___ INPUT DATA
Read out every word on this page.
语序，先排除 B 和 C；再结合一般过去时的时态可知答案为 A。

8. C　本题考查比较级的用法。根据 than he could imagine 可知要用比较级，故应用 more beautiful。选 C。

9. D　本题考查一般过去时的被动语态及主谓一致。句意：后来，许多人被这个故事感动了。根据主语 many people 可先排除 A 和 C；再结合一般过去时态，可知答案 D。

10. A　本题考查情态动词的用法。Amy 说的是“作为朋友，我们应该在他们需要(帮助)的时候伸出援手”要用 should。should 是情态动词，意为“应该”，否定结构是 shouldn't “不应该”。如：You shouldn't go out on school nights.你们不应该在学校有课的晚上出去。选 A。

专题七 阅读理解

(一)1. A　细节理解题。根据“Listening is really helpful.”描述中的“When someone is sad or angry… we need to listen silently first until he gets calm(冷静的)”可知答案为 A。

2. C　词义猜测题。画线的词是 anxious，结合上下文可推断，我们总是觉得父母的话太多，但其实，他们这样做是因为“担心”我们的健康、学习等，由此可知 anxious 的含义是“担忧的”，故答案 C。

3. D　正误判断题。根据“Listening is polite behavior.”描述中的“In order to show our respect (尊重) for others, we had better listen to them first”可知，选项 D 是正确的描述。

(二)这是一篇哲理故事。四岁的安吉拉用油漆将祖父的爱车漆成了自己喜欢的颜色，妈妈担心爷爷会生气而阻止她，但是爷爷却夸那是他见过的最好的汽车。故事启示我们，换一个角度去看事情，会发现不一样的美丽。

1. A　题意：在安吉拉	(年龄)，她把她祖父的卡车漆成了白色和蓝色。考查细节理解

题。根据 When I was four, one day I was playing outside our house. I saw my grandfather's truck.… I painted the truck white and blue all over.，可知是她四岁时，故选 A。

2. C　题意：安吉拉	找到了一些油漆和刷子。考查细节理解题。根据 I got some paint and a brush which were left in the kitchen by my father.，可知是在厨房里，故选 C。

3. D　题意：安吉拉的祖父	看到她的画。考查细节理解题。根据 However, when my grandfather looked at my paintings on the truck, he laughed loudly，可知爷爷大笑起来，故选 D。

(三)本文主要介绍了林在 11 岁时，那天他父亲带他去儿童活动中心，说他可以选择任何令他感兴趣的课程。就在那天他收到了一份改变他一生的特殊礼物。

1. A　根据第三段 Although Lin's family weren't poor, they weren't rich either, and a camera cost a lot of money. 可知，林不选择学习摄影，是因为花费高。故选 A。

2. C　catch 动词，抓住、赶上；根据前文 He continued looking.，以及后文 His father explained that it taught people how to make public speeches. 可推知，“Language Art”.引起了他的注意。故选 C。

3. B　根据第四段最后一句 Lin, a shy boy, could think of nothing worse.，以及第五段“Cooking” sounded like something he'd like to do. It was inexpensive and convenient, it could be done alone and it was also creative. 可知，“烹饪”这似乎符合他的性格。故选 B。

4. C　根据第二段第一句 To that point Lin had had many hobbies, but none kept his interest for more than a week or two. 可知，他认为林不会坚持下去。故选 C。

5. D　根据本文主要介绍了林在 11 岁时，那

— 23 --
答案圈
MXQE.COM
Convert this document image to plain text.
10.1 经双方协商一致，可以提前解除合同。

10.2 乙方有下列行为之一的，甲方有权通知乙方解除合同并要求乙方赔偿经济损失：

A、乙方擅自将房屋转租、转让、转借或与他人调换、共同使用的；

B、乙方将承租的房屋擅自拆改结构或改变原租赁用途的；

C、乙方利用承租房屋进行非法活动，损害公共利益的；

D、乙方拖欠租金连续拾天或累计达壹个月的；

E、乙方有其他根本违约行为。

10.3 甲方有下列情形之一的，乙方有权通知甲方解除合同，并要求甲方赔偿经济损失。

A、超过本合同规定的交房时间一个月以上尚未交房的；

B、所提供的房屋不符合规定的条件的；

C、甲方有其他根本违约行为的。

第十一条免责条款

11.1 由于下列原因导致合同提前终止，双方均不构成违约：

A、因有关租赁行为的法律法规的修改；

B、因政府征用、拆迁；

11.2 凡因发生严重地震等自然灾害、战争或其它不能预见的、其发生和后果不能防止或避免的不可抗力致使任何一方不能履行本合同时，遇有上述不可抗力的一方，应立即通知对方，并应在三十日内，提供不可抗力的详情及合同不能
______
Every line from the one holding "Convert this document image to plain text." through the final line of the listing must be echoed exactly; leave out all other lines.

Convert this document image to plain text.
10.1 经双方协商一致，可以提前解除合同。

10.2 乙方有下列行为之一的，甲方有权通知乙方解除合同并要求乙方赔偿经济损失：

A、乙方擅自将房屋转租、转让、转借或与他人调换、共同使用的；

B、乙方将承租的房屋擅自拆改结构或改变原租赁用途的；

C、乙方利用承租房屋进行非法活动，损害公共利益的；

D、乙方拖欠租金连续拾天或累计达壹个月的；

E、乙方有其他根本违约行为。

10.3 甲方有下列情形之一的，乙方有权通知甲方解除合同，并要求甲方赔偿经济损失。

A、超过本合同规定的交房时间一个月以上尚未交房的；

B、所提供的房屋不符合规定的条件的；

C、甲方有其他根本违约行为的。

第十一条免责条款

11.1 由于下列原因导致合同提前终止，双方均不构成违约：

A、因有关租赁行为的法律法规的修改；

B、因政府征用、拆迁；

11.2 凡因发生严重地震等自然灾害、战争或其它不能预见的、其发生和后果不能防止或避免的不可抗力致使任何一方不能履行本合同时，遇有上述不可抗力的一方，应立即通知对方，并应在三十日内，提供不可抗力的详情及合同不能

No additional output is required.